Note each line of the listing that contains the string "شعبه", and copy it.

----- Provided records -----

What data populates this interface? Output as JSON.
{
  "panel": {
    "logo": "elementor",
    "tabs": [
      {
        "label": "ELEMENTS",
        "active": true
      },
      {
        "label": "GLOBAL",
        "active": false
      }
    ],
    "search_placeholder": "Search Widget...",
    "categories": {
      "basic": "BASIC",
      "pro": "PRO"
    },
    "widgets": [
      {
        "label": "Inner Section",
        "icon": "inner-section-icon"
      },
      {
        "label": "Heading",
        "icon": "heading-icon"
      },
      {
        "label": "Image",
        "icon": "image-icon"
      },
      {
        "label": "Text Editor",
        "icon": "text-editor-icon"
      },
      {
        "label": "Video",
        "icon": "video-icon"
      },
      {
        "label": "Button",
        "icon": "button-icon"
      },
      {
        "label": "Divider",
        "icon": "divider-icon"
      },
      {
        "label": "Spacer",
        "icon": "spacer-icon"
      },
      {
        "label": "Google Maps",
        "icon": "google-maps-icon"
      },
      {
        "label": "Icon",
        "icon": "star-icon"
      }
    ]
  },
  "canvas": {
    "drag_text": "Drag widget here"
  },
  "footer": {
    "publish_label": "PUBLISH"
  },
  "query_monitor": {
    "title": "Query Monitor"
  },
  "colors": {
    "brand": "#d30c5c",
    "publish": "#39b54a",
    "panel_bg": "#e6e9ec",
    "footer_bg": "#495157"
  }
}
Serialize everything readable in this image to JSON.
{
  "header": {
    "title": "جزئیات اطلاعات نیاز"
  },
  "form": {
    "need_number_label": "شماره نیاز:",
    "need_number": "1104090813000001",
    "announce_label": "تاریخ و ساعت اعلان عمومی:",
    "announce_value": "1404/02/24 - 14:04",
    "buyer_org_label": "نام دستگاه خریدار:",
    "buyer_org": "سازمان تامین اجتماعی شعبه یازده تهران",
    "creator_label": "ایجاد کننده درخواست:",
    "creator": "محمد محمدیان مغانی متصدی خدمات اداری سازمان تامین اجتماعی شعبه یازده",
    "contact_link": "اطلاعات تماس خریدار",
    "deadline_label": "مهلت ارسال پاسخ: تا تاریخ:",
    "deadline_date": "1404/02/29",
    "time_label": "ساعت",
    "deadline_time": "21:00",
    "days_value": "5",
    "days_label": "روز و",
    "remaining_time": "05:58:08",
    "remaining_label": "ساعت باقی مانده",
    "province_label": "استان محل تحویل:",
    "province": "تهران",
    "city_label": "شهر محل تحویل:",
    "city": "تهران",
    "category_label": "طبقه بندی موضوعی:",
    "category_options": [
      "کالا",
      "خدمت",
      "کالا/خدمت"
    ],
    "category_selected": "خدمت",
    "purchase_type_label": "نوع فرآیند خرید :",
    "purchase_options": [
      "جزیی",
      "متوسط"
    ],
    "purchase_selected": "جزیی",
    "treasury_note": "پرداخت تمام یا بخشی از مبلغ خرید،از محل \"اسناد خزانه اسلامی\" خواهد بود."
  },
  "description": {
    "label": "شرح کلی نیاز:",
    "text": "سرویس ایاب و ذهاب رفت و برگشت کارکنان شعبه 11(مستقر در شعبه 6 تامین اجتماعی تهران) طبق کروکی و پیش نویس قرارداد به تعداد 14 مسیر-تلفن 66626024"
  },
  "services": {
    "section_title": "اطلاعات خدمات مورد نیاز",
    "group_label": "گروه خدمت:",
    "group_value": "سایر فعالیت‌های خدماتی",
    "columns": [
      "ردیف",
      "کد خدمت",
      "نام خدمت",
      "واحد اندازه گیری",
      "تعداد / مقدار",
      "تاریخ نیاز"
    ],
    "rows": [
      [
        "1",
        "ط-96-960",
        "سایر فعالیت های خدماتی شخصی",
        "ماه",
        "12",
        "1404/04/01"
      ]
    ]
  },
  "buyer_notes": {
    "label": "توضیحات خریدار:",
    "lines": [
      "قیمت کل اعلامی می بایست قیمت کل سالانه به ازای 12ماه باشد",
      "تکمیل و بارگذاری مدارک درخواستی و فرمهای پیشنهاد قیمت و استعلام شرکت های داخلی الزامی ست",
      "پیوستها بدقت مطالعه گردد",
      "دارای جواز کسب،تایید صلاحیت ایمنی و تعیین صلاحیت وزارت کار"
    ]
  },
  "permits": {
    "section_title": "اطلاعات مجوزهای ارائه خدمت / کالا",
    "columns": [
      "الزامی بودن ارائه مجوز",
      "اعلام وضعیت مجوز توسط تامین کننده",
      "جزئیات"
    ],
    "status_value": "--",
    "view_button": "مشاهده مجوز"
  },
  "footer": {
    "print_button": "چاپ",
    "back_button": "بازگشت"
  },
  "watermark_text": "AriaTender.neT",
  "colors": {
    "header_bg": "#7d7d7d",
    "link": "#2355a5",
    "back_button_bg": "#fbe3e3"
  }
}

-----

Solution for this task
    "buyer_org": "سازمان تامین اجتماعی شعبه یازده تهران",
    "creator": "محمد محمدیان مغانی متصدی خدمات اداری سازمان تامین اجتماعی شعبه یازده",
    "text": "سرویس ایاب و ذهاب رفت و برگشت کارکنان شعبه 11(مستقر در شعبه 6 تامین اجتماعی تهران) طبق کروکی و پیش نویس قرارداد به تعداد 14 مسیر-تلفن 66626024"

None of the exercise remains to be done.